• [THE INPUT]

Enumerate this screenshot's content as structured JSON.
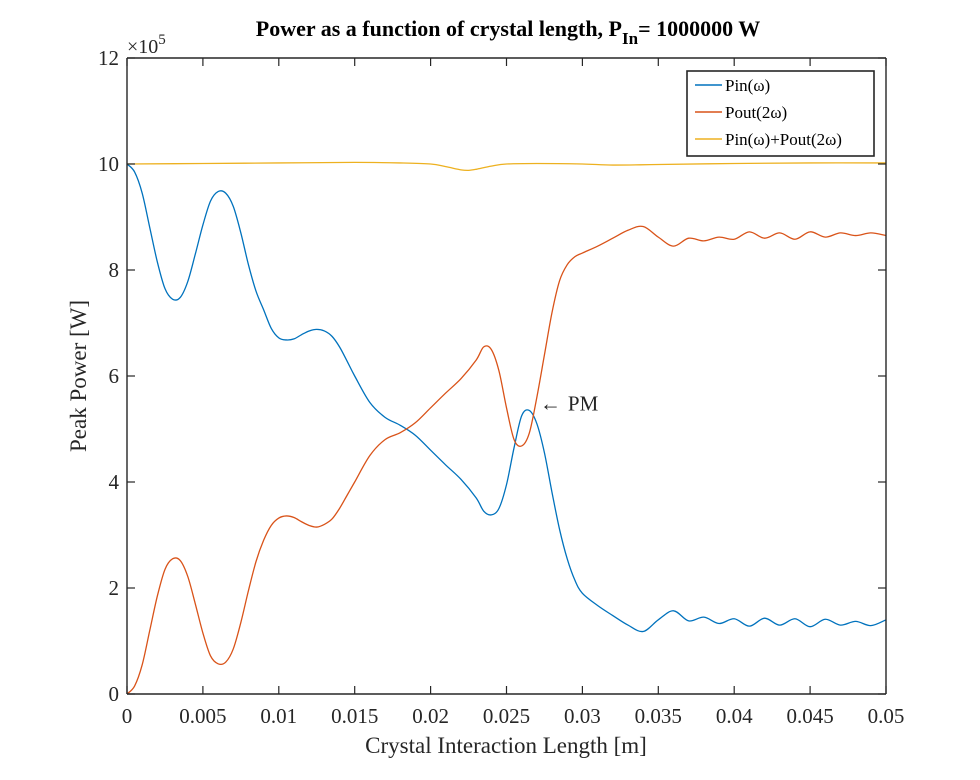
{
  "chart_data": {
    "type": "line",
    "title": "Power as a function of crystal length, P",
    "title_subscript": "In",
    "title_suffix": "= 1000000 W",
    "xlabel": "Crystal Interaction Length [m]",
    "ylabel": "Peak Power [W]",
    "xlim": [
      0,
      0.05
    ],
    "ylim": [
      0,
      1200000
    ],
    "y_exponent_label": "×10",
    "y_exponent_power": "5",
    "x_ticks": [
      0,
      0.005,
      0.01,
      0.015,
      0.02,
      0.025,
      0.03,
      0.035,
      0.04,
      0.045,
      0.05
    ],
    "x_tick_labels": [
      "0",
      "0.005",
      "0.01",
      "0.015",
      "0.02",
      "0.025",
      "0.03",
      "0.035",
      "0.04",
      "0.045",
      "0.05"
    ],
    "y_ticks": [
      0,
      200000,
      400000,
      600000,
      800000,
      1000000,
      1200000
    ],
    "y_tick_labels": [
      "0",
      "2",
      "4",
      "6",
      "8",
      "10",
      "12"
    ],
    "grid": false,
    "legend_position": "top-right",
    "series": [
      {
        "name": "Pin(ω)",
        "color": "#0072BD",
        "x": [
          0,
          0.0005,
          0.001,
          0.0015,
          0.002,
          0.0025,
          0.003,
          0.0035,
          0.004,
          0.0045,
          0.005,
          0.0055,
          0.006,
          0.0065,
          0.007,
          0.0075,
          0.008,
          0.0085,
          0.009,
          0.0095,
          0.01,
          0.0105,
          0.011,
          0.0115,
          0.012,
          0.0125,
          0.013,
          0.0135,
          0.014,
          0.0145,
          0.015,
          0.016,
          0.017,
          0.018,
          0.019,
          0.02,
          0.021,
          0.022,
          0.023,
          0.0235,
          0.024,
          0.0245,
          0.025,
          0.0255,
          0.026,
          0.0265,
          0.027,
          0.0275,
          0.028,
          0.0285,
          0.029,
          0.0295,
          0.03,
          0.031,
          0.032,
          0.033,
          0.034,
          0.035,
          0.036,
          0.037,
          0.038,
          0.039,
          0.04,
          0.041,
          0.042,
          0.043,
          0.044,
          0.045,
          0.046,
          0.047,
          0.048,
          0.049,
          0.05
        ],
        "y": [
          1000000,
          985000,
          945000,
          880000,
          815000,
          765000,
          745000,
          748000,
          778000,
          830000,
          885000,
          930000,
          948000,
          945000,
          920000,
          870000,
          810000,
          760000,
          725000,
          690000,
          672000,
          668000,
          670000,
          678000,
          685000,
          688000,
          685000,
          675000,
          655000,
          628000,
          600000,
          550000,
          522000,
          507000,
          488000,
          460000,
          432000,
          405000,
          370000,
          345000,
          338000,
          350000,
          395000,
          465000,
          525000,
          535000,
          510000,
          455000,
          380000,
          310000,
          255000,
          215000,
          190000,
          167000,
          148000,
          130000,
          118000,
          140000,
          157000,
          138000,
          145000,
          133000,
          142000,
          128000,
          143000,
          130000,
          142000,
          127000,
          141000,
          130000,
          137000,
          129000,
          140000
        ]
      },
      {
        "name": "Pout(2ω)",
        "color": "#D95319",
        "x": [
          0,
          0.0005,
          0.001,
          0.0015,
          0.002,
          0.0025,
          0.003,
          0.0035,
          0.004,
          0.0045,
          0.005,
          0.0055,
          0.006,
          0.0065,
          0.007,
          0.0075,
          0.008,
          0.0085,
          0.009,
          0.0095,
          0.01,
          0.0105,
          0.011,
          0.0115,
          0.012,
          0.0125,
          0.013,
          0.0135,
          0.014,
          0.0145,
          0.015,
          0.016,
          0.017,
          0.018,
          0.019,
          0.02,
          0.021,
          0.022,
          0.023,
          0.0235,
          0.024,
          0.0245,
          0.025,
          0.0255,
          0.026,
          0.0265,
          0.027,
          0.0275,
          0.028,
          0.0285,
          0.029,
          0.0295,
          0.03,
          0.031,
          0.032,
          0.033,
          0.034,
          0.035,
          0.036,
          0.037,
          0.038,
          0.039,
          0.04,
          0.041,
          0.042,
          0.043,
          0.044,
          0.045,
          0.046,
          0.047,
          0.048,
          0.049,
          0.05
        ],
        "y": [
          0,
          15000,
          55000,
          120000,
          185000,
          235000,
          255000,
          252000,
          222000,
          170000,
          115000,
          72000,
          57000,
          60000,
          85000,
          135000,
          195000,
          250000,
          290000,
          318000,
          332000,
          336000,
          333000,
          325000,
          318000,
          315000,
          320000,
          330000,
          350000,
          375000,
          400000,
          450000,
          480000,
          493000,
          512000,
          540000,
          568000,
          595000,
          630000,
          655000,
          650000,
          610000,
          540000,
          480000,
          468000,
          492000,
          560000,
          640000,
          720000,
          780000,
          810000,
          825000,
          832000,
          845000,
          860000,
          875000,
          882000,
          862000,
          845000,
          860000,
          855000,
          862000,
          858000,
          872000,
          860000,
          870000,
          858000,
          872000,
          862000,
          870000,
          865000,
          870000,
          865000
        ]
      },
      {
        "name": "Pin(ω)+Pout(2ω)",
        "color": "#EDB120",
        "x": [
          0,
          0.005,
          0.01,
          0.015,
          0.018,
          0.02,
          0.021,
          0.022,
          0.0225,
          0.023,
          0.024,
          0.025,
          0.027,
          0.03,
          0.032,
          0.035,
          0.04,
          0.045,
          0.05
        ],
        "y": [
          1000000,
          1001000,
          1002000,
          1003000,
          1002000,
          1000000,
          995000,
          989000,
          988000,
          990000,
          996000,
          1000000,
          1001000,
          1000000,
          998000,
          999000,
          1001000,
          1002000,
          1002000
        ]
      }
    ],
    "annotation": {
      "text": "PM",
      "arrow": "←",
      "x": 0.0272,
      "y": 527000
    }
  }
}
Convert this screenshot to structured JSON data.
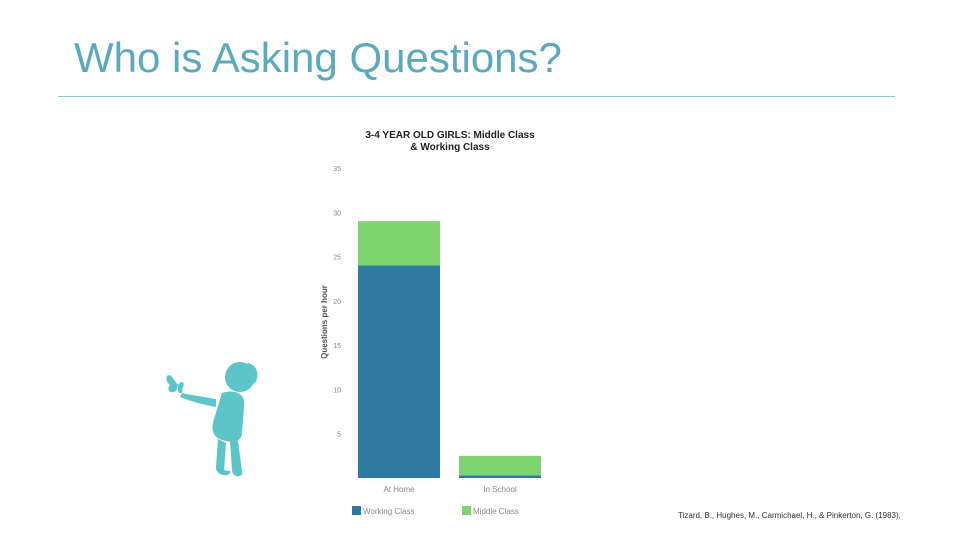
{
  "slide": {
    "title": "Who is Asking Questions?",
    "citation": "Tizard, B., Hughes, M., Carmichael, H., & Pinkerton, G. (1983).",
    "accent_color": "#5aa9bd"
  },
  "decoration": {
    "icon": "child-with-butterfly-icon",
    "color": "#5bc5c9"
  },
  "chart_data": {
    "type": "bar",
    "stacked": true,
    "title_lines": [
      "3-4 YEAR OLD GIRLS: Middle Class",
      "& Working Class"
    ],
    "categories": [
      "At Home",
      "In School"
    ],
    "series": [
      {
        "name": "Working Class",
        "values": [
          24,
          0.3
        ],
        "color": "#2e7aa0"
      },
      {
        "name": "Middle Class",
        "values": [
          5,
          2.2
        ],
        "color": "#7ed56f"
      }
    ],
    "ylabel": "Questions per hour",
    "ylim": [
      0,
      35
    ],
    "yticks": [
      5,
      10,
      15,
      20,
      25,
      30,
      35
    ],
    "grid": false,
    "legend": "bottom"
  }
}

• [WORK TO COMPLETE] Return the listing above unchanged, apart from dropping its pictures.

• [TASK RESULT]
Enumerate this screenshot's content as structured JSON.
{
  "chart_data": {
    "type": "line",
    "title": "Power as a function of crystal length, P",
    "title_subscript": "In",
    "title_suffix": "= 1000000 W",
    "xlabel": "Crystal Interaction Length [m]",
    "ylabel": "Peak Power [W]",
    "xlim": [
      0,
      0.05
    ],
    "ylim": [
      0,
      1200000
    ],
    "y_exponent_label": "×10",
    "y_exponent_power": "5",
    "x_ticks": [
      0,
      0.005,
      0.01,
      0.015,
      0.02,
      0.025,
      0.03,
      0.035,
      0.04,
      0.045,
      0.05
    ],
    "x_tick_labels": [
      "0",
      "0.005",
      "0.01",
      "0.015",
      "0.02",
      "0.025",
      "0.03",
      "0.035",
      "0.04",
      "0.045",
      "0.05"
    ],
    "y_ticks": [
      0,
      200000,
      400000,
      600000,
      800000,
      1000000,
      1200000
    ],
    "y_tick_labels": [
      "0",
      "2",
      "4",
      "6",
      "8",
      "10",
      "12"
    ],
    "grid": false,
    "legend_position": "top-right",
    "series": [
      {
        "name": "Pin(ω)",
        "color": "#0072BD",
        "x": [
          0,
          0.0005,
          0.001,
          0.0015,
          0.002,
          0.0025,
          0.003,
          0.0035,
          0.004,
          0.0045,
          0.005,
          0.0055,
          0.006,
          0.0065,
          0.007,
          0.0075,
          0.008,
          0.0085,
          0.009,
          0.0095,
          0.01,
          0.0105,
          0.011,
          0.0115,
          0.012,
          0.0125,
          0.013,
          0.0135,
          0.014,
          0.0145,
          0.015,
          0.016,
          0.017,
          0.018,
          0.019,
          0.02,
          0.021,
          0.022,
          0.023,
          0.0235,
          0.024,
          0.0245,
          0.025,
          0.0255,
          0.026,
          0.0265,
          0.027,
          0.0275,
          0.028,
          0.0285,
          0.029,
          0.0295,
          0.03,
          0.031,
          0.032,
          0.033,
          0.034,
          0.035,
          0.036,
          0.037,
          0.038,
          0.039,
          0.04,
          0.041,
          0.042,
          0.043,
          0.044,
          0.045,
          0.046,
          0.047,
          0.048,
          0.049,
          0.05
        ],
        "y": [
          1000000,
          985000,
          945000,
          880000,
          815000,
          765000,
          745000,
          748000,
          778000,
          830000,
          885000,
          930000,
          948000,
          945000,
          920000,
          870000,
          810000,
          760000,
          725000,
          690000,
          672000,
          668000,
          670000,
          678000,
          685000,
          688000,
          685000,
          675000,
          655000,
          628000,
          600000,
          550000,
          522000,
          507000,
          488000,
          460000,
          432000,
          405000,
          370000,
          345000,
          338000,
          350000,
          395000,
          465000,
          525000,
          535000,
          510000,
          455000,
          380000,
          310000,
          255000,
          215000,
          190000,
          167000,
          148000,
          130000,
          118000,
          140000,
          157000,
          138000,
          145000,
          133000,
          142000,
          128000,
          143000,
          130000,
          142000,
          127000,
          141000,
          130000,
          137000,
          129000,
          140000
        ]
      },
      {
        "name": "Pout(2ω)",
        "color": "#D95319",
        "x": [
          0,
          0.0005,
          0.001,
          0.0015,
          0.002,
          0.0025,
          0.003,
          0.0035,
          0.004,
          0.0045,
          0.005,
          0.0055,
          0.006,
          0.0065,
          0.007,
          0.0075,
          0.008,
          0.0085,
          0.009,
          0.0095,
          0.01,
          0.0105,
          0.011,
          0.0115,
          0.012,
          0.0125,
          0.013,
          0.0135,
          0.014,
          0.0145,
          0.015,
          0.016,
          0.017,
          0.018,
          0.019,
          0.02,
          0.021,
          0.022,
          0.023,
          0.0235,
          0.024,
          0.0245,
          0.025,
          0.0255,
          0.026,
          0.0265,
          0.027,
          0.0275,
          0.028,
          0.0285,
          0.029,
          0.0295,
          0.03,
          0.031,
          0.032,
          0.033,
          0.034,
          0.035,
          0.036,
          0.037,
          0.038,
          0.039,
          0.04,
          0.041,
          0.042,
          0.043,
          0.044,
          0.045,
          0.046,
          0.047,
          0.048,
          0.049,
          0.05
        ],
        "y": [
          0,
          15000,
          55000,
          120000,
          185000,
          235000,
          255000,
          252000,
          222000,
          170000,
          115000,
          72000,
          57000,
          60000,
          85000,
          135000,
          195000,
          250000,
          290000,
          318000,
          332000,
          336000,
          333000,
          325000,
          318000,
          315000,
          320000,
          330000,
          350000,
          375000,
          400000,
          450000,
          480000,
          493000,
          512000,
          540000,
          568000,
          595000,
          630000,
          655000,
          650000,
          610000,
          540000,
          480000,
          468000,
          492000,
          560000,
          640000,
          720000,
          780000,
          810000,
          825000,
          832000,
          845000,
          860000,
          875000,
          882000,
          862000,
          845000,
          860000,
          855000,
          862000,
          858000,
          872000,
          860000,
          870000,
          858000,
          872000,
          862000,
          870000,
          865000,
          870000,
          865000
        ]
      },
      {
        "name": "Pin(ω)+Pout(2ω)",
        "color": "#EDB120",
        "x": [
          0,
          0.005,
          0.01,
          0.015,
          0.018,
          0.02,
          0.021,
          0.022,
          0.0225,
          0.023,
          0.024,
          0.025,
          0.027,
          0.03,
          0.032,
          0.035,
          0.04,
          0.045,
          0.05
        ],
        "y": [
          1000000,
          1001000,
          1002000,
          1003000,
          1002000,
          1000000,
          995000,
          989000,
          988000,
          990000,
          996000,
          1000000,
          1001000,
          1000000,
          998000,
          999000,
          1001000,
          1002000,
          1002000
        ]
      }
    ],
    "annotation": {
      "text": "PM",
      "arrow": "←",
      "x": 0.0272,
      "y": 527000
    }
  }
}
Convert this screenshot to structured JSON data.
{
  "slide": {
    "title": "Who is Asking Questions?",
    "citation": "Tizard, B., Hughes, M., Carmichael, H., & Pinkerton, G. (1983).",
    "accent_color": "#5aa9bd"
  },
  "decoration": {
    "icon": "child-with-butterfly-icon",
    "color": "#5bc5c9"
  },
  "chart_data": {
    "type": "bar",
    "stacked": true,
    "title_lines": [
      "3-4 YEAR OLD GIRLS: Middle Class",
      "& Working Class"
    ],
    "categories": [
      "At Home",
      "In School"
    ],
    "series": [
      {
        "name": "Working Class",
        "values": [
          24,
          0.3
        ],
        "color": "#2e7aa0"
      },
      {
        "name": "Middle Class",
        "values": [
          5,
          2.2
        ],
        "color": "#7ed56f"
      }
    ],
    "ylabel": "Questions per hour",
    "ylim": [
      0,
      35
    ],
    "yticks": [
      5,
      10,
      15,
      20,
      25,
      30,
      35
    ],
    "grid": false,
    "legend": "bottom"
  }
}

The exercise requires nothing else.